- _EXTRACTED INFORMATION_
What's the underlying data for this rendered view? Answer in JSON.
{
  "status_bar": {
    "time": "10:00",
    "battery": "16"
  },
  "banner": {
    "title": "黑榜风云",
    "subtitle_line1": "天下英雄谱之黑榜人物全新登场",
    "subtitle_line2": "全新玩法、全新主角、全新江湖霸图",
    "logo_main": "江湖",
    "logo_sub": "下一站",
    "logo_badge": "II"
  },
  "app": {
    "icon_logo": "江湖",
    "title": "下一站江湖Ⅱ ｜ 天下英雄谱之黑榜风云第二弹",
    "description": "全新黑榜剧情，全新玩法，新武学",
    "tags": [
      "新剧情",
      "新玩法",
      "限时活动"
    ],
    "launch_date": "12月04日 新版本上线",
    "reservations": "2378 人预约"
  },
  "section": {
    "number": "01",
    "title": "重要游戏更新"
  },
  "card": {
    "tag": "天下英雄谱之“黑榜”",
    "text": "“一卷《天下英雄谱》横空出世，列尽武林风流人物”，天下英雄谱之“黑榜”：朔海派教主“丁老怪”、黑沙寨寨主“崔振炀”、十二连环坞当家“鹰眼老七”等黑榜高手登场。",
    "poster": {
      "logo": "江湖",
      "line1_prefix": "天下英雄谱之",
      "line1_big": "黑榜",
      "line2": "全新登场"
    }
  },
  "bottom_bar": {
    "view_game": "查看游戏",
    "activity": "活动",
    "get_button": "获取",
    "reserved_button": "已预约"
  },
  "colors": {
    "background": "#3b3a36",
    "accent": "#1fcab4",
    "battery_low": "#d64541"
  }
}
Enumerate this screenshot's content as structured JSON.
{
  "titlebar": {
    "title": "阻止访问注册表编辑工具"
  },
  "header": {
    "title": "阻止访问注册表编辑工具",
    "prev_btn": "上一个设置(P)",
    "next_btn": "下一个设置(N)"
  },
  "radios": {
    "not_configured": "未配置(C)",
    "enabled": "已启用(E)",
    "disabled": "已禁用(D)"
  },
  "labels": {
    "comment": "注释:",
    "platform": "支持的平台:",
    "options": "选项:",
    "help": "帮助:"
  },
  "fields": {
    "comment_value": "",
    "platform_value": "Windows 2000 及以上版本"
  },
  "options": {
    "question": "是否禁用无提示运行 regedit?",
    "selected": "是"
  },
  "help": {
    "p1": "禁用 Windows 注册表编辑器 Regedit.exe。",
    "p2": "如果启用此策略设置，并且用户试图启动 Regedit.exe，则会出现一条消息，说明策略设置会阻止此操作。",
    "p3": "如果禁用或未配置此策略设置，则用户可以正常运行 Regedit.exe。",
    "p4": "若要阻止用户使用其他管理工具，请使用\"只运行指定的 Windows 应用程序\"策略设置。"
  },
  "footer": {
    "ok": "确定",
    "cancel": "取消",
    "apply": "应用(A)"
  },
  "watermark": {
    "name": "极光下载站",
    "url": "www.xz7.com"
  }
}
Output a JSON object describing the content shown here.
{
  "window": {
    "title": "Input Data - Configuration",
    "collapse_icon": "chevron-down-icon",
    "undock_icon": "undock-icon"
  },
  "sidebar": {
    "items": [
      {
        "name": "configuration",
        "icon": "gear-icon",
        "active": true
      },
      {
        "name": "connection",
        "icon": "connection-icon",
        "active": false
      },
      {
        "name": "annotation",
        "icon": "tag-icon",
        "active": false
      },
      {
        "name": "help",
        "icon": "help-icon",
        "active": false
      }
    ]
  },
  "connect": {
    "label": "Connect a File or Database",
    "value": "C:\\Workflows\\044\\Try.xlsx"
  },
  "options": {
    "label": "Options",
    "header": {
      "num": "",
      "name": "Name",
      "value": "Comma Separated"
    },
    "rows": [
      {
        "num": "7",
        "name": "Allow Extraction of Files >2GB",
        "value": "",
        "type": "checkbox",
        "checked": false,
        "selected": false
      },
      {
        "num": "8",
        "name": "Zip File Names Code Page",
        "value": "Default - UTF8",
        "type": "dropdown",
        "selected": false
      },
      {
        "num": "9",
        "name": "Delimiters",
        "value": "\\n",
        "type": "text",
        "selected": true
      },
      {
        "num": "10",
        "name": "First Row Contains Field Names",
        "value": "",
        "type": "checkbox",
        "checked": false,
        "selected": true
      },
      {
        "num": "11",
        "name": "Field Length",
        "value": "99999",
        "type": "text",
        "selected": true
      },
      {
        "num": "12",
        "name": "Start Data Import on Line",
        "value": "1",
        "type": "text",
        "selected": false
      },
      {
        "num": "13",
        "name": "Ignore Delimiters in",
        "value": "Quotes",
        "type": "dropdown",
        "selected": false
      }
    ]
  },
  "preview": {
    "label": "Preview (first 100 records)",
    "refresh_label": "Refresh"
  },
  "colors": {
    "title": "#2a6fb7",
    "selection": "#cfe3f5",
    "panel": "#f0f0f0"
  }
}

* * *

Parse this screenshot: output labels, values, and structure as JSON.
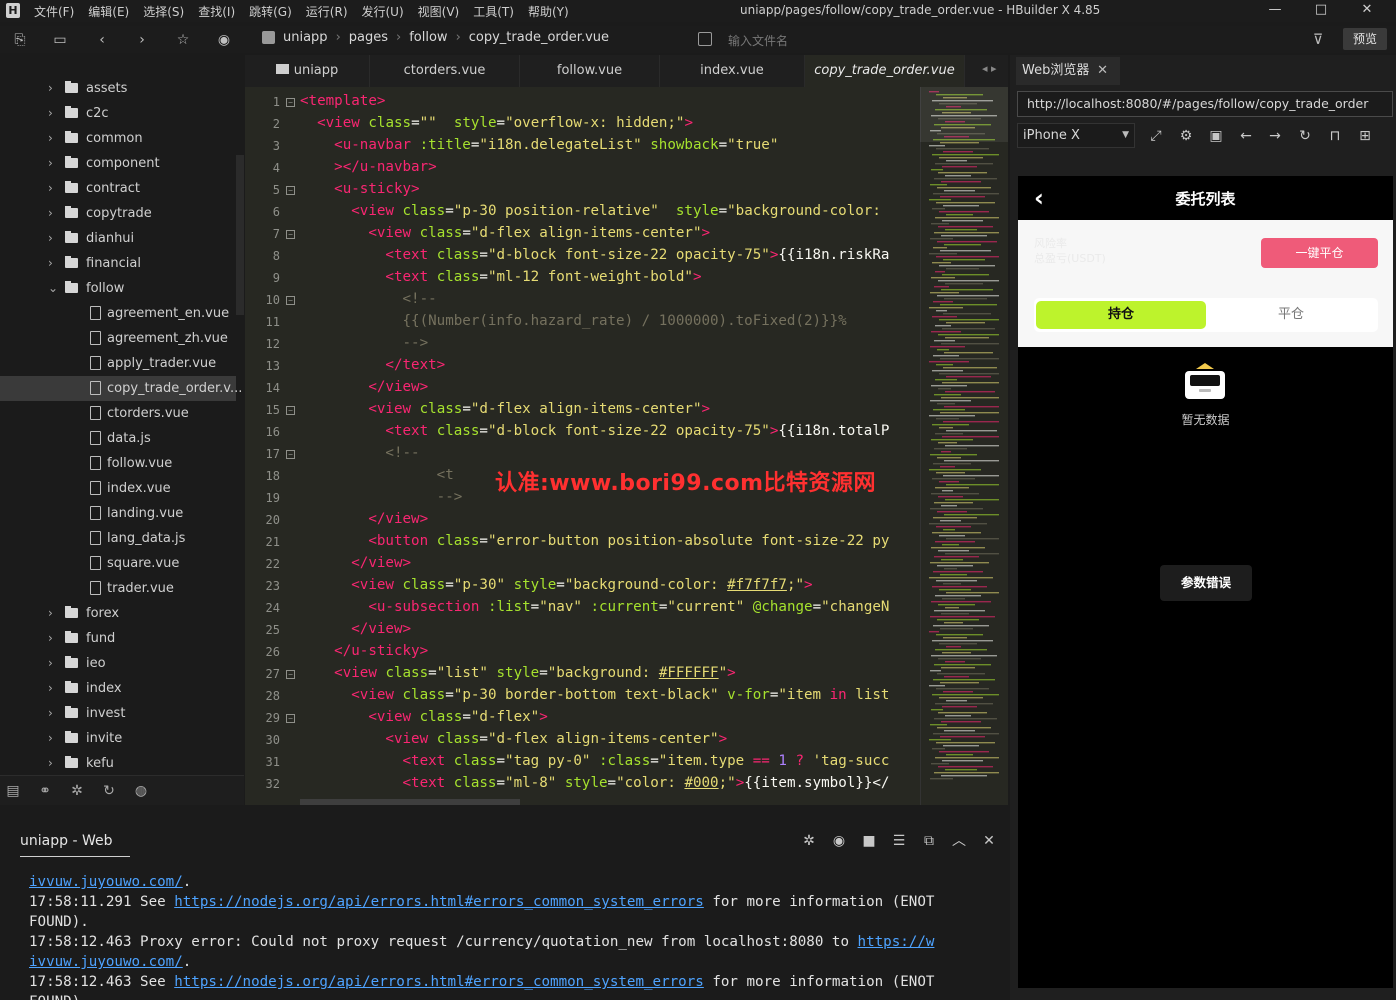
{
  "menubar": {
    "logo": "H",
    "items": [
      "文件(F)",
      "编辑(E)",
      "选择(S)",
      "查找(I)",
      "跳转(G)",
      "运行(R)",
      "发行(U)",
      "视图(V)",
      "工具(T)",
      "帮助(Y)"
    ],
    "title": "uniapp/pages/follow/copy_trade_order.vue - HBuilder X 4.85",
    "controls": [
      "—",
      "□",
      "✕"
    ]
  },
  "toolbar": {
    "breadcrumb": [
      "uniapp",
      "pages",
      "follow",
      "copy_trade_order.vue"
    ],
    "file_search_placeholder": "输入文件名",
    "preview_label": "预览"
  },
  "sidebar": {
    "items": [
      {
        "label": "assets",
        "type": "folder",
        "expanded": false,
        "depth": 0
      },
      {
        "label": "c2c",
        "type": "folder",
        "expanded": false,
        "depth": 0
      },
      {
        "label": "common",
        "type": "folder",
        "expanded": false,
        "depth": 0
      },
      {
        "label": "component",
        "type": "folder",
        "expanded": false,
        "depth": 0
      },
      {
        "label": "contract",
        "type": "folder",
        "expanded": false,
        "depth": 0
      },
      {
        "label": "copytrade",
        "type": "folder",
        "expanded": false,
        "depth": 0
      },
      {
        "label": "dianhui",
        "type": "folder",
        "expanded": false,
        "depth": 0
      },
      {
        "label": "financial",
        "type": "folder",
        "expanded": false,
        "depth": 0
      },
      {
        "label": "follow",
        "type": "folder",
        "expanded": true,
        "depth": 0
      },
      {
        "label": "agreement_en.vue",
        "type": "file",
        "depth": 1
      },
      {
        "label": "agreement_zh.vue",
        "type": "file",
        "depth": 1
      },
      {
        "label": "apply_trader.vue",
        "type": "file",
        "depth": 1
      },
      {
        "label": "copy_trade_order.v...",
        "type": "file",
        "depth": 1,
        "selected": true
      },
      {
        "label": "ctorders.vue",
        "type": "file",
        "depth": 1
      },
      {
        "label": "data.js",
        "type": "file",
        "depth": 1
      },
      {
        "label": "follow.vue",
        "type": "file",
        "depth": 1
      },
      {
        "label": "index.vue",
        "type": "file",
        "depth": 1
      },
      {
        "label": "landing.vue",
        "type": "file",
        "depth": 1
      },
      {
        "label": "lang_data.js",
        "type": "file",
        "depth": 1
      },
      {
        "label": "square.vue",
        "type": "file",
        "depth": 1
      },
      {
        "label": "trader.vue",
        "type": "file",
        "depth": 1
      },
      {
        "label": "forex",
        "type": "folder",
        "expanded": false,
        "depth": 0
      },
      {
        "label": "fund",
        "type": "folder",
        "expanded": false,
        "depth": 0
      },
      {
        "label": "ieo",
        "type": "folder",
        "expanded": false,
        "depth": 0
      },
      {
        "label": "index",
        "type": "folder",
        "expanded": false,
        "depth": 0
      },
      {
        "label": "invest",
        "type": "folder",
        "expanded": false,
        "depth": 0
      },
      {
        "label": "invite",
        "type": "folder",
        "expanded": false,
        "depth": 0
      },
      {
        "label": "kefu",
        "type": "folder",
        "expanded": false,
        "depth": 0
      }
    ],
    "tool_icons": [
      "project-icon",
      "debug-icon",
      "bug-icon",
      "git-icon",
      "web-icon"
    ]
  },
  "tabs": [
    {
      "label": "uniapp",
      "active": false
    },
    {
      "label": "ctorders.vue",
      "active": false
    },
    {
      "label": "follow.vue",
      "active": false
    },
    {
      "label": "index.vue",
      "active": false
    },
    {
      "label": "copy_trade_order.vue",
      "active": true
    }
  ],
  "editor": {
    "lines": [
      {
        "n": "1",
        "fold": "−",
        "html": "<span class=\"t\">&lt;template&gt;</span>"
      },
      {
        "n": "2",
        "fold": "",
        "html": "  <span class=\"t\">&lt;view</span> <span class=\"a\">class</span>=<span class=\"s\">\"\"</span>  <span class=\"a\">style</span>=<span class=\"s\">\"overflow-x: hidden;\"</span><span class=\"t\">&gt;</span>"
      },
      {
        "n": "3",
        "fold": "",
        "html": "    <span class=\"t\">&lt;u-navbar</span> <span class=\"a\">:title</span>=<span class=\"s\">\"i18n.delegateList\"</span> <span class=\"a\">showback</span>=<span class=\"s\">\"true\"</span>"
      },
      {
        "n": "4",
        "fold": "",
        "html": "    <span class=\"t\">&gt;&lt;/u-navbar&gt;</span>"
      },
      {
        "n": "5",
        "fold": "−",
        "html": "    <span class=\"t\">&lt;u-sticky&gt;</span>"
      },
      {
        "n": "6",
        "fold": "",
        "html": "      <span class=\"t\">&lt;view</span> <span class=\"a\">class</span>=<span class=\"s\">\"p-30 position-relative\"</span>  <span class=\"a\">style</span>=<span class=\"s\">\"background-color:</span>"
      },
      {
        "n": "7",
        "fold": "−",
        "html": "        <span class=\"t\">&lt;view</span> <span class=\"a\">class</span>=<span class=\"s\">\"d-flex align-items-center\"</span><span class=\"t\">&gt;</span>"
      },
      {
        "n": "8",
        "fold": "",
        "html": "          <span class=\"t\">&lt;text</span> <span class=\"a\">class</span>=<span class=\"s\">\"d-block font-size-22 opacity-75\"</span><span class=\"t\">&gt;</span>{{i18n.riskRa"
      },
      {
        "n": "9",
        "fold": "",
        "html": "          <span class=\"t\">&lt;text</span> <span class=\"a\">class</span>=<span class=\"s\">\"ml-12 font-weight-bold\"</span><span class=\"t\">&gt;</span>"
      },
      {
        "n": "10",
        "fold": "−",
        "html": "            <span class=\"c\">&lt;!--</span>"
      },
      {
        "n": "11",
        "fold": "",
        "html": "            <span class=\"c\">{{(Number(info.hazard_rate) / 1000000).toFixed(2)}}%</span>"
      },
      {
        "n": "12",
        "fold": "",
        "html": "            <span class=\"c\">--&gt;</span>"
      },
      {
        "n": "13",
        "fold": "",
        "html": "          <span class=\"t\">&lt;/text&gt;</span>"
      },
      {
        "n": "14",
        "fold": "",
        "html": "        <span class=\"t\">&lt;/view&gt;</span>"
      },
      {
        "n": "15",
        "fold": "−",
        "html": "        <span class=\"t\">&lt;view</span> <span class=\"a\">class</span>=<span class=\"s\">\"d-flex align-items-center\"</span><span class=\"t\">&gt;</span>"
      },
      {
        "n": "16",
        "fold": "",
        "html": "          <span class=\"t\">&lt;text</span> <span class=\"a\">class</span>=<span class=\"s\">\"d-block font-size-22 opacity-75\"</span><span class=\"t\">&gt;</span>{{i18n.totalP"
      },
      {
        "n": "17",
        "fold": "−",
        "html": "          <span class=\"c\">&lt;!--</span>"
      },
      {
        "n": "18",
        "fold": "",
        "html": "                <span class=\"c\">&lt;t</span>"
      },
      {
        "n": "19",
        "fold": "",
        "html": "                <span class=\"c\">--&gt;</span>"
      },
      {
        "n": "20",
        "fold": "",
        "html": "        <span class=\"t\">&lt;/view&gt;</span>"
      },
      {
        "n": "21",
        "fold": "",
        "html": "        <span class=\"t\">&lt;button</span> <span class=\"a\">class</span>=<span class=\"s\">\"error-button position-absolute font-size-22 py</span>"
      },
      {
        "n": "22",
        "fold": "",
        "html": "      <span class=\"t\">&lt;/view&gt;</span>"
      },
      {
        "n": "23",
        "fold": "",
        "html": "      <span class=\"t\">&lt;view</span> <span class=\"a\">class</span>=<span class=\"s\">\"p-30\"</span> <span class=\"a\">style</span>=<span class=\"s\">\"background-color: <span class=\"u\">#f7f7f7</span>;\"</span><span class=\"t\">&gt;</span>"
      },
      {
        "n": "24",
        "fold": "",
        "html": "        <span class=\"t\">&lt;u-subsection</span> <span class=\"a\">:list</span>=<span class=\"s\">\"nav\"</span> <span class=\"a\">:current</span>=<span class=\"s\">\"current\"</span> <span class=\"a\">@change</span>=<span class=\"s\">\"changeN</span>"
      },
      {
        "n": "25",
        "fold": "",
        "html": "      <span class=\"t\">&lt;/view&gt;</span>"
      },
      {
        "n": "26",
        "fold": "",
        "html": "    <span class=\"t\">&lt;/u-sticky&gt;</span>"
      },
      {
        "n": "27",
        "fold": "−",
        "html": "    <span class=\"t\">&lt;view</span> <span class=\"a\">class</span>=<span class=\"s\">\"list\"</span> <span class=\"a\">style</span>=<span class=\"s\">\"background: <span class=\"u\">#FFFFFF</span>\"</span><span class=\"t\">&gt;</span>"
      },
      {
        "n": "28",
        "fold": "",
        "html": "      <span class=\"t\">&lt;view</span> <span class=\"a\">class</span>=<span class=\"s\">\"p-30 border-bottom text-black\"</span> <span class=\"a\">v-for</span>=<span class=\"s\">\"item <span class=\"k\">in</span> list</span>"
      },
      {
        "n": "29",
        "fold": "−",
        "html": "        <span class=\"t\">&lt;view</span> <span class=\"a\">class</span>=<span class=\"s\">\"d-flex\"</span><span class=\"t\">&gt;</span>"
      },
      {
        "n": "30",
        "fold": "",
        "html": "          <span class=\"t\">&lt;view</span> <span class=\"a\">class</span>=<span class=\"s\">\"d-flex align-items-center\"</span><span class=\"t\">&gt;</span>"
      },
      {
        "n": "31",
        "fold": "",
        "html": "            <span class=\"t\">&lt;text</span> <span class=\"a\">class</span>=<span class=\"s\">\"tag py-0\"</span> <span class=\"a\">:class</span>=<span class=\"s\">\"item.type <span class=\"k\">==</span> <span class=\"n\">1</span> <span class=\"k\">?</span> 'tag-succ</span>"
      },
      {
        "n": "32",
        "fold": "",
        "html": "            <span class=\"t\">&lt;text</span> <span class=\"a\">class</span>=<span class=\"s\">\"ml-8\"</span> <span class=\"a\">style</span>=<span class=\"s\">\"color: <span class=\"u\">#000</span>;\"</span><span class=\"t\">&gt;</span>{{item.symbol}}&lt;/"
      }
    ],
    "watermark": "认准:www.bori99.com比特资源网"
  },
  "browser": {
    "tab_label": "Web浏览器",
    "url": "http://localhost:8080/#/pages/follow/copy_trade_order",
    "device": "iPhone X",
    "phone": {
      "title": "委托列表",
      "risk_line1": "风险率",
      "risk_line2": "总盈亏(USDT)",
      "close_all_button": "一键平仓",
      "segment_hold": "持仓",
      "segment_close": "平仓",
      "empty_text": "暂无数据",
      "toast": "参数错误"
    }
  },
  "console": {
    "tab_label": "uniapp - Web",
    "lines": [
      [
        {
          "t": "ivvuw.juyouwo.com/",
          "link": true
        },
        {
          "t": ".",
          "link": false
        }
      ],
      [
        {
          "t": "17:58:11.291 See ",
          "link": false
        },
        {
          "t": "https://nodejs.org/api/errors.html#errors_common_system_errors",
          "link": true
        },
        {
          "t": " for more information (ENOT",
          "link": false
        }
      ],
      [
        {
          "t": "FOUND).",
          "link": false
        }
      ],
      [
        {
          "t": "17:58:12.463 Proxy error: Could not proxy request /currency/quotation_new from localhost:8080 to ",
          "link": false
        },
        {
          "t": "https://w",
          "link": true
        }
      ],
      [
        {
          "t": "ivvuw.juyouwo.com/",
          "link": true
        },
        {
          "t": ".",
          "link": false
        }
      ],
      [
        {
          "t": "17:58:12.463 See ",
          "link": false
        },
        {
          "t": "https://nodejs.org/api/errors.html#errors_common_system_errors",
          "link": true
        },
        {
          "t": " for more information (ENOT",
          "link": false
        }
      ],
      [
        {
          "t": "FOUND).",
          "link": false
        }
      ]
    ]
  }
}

==

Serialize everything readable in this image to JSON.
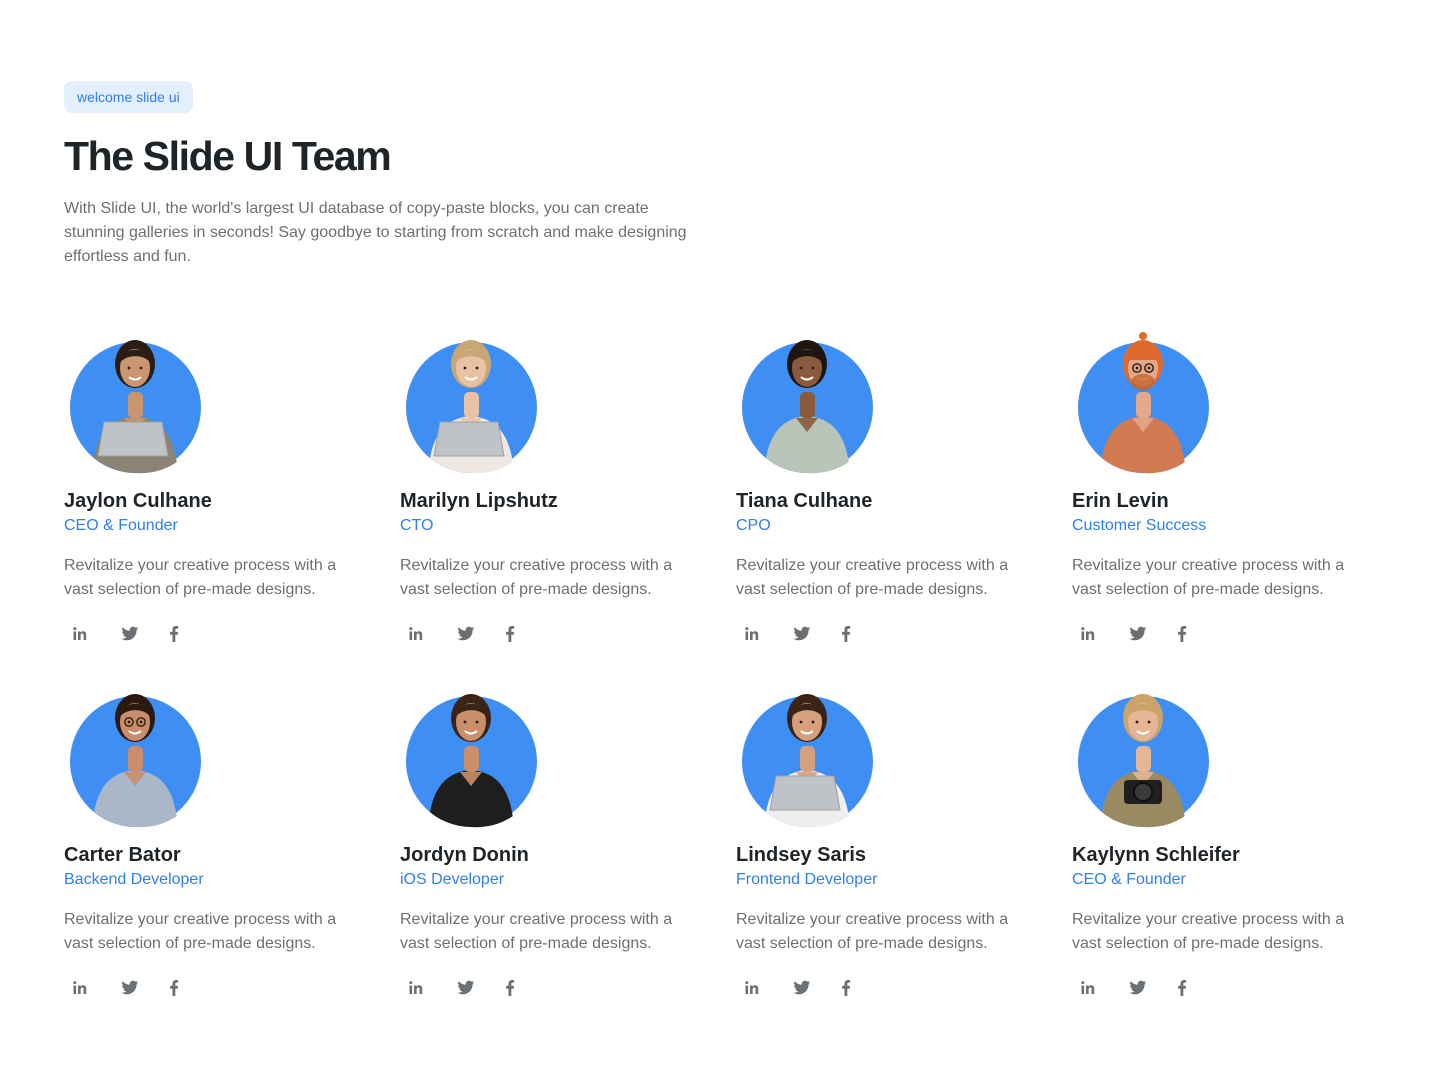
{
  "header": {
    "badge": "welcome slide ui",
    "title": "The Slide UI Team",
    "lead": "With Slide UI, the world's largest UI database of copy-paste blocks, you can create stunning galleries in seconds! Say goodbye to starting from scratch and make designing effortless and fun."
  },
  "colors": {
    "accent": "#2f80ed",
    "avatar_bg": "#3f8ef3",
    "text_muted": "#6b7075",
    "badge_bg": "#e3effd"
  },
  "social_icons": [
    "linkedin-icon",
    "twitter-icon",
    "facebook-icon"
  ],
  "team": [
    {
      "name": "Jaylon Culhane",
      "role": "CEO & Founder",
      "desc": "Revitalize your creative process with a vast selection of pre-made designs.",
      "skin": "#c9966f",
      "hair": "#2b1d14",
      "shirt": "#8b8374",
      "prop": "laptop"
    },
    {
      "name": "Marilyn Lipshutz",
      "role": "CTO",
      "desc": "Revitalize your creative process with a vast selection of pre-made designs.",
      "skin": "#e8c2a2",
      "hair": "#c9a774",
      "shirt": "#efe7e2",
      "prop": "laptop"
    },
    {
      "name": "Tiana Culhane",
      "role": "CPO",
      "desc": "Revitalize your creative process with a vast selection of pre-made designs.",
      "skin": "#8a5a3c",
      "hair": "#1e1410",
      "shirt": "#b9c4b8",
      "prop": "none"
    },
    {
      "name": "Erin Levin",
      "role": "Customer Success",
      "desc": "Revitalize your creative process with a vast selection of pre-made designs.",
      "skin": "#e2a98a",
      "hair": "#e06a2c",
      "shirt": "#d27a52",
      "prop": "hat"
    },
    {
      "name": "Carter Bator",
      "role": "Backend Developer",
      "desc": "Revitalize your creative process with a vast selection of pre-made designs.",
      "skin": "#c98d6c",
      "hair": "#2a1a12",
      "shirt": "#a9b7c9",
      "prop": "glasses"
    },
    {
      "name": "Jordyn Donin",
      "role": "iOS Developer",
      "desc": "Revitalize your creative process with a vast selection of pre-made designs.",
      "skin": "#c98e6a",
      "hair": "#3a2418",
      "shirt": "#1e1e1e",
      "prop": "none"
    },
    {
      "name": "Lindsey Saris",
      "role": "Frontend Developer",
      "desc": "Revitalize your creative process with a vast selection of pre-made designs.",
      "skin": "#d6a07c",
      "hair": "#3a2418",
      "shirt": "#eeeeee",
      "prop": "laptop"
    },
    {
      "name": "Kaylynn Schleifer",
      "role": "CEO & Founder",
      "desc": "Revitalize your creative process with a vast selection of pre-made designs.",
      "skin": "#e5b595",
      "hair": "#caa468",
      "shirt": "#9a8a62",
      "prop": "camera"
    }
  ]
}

- _WORK INSTRUCTIONS_
In the records above, find each line holding "localhost" and copy it.

- _OUTPUT BELOW_
    "url": "http://localhost:8080/#/pages/follow/copy_trade_order",
          "t": "17:58:12.463 Proxy error: Could not proxy request /currency/quotation_new from localhost:8080 to ",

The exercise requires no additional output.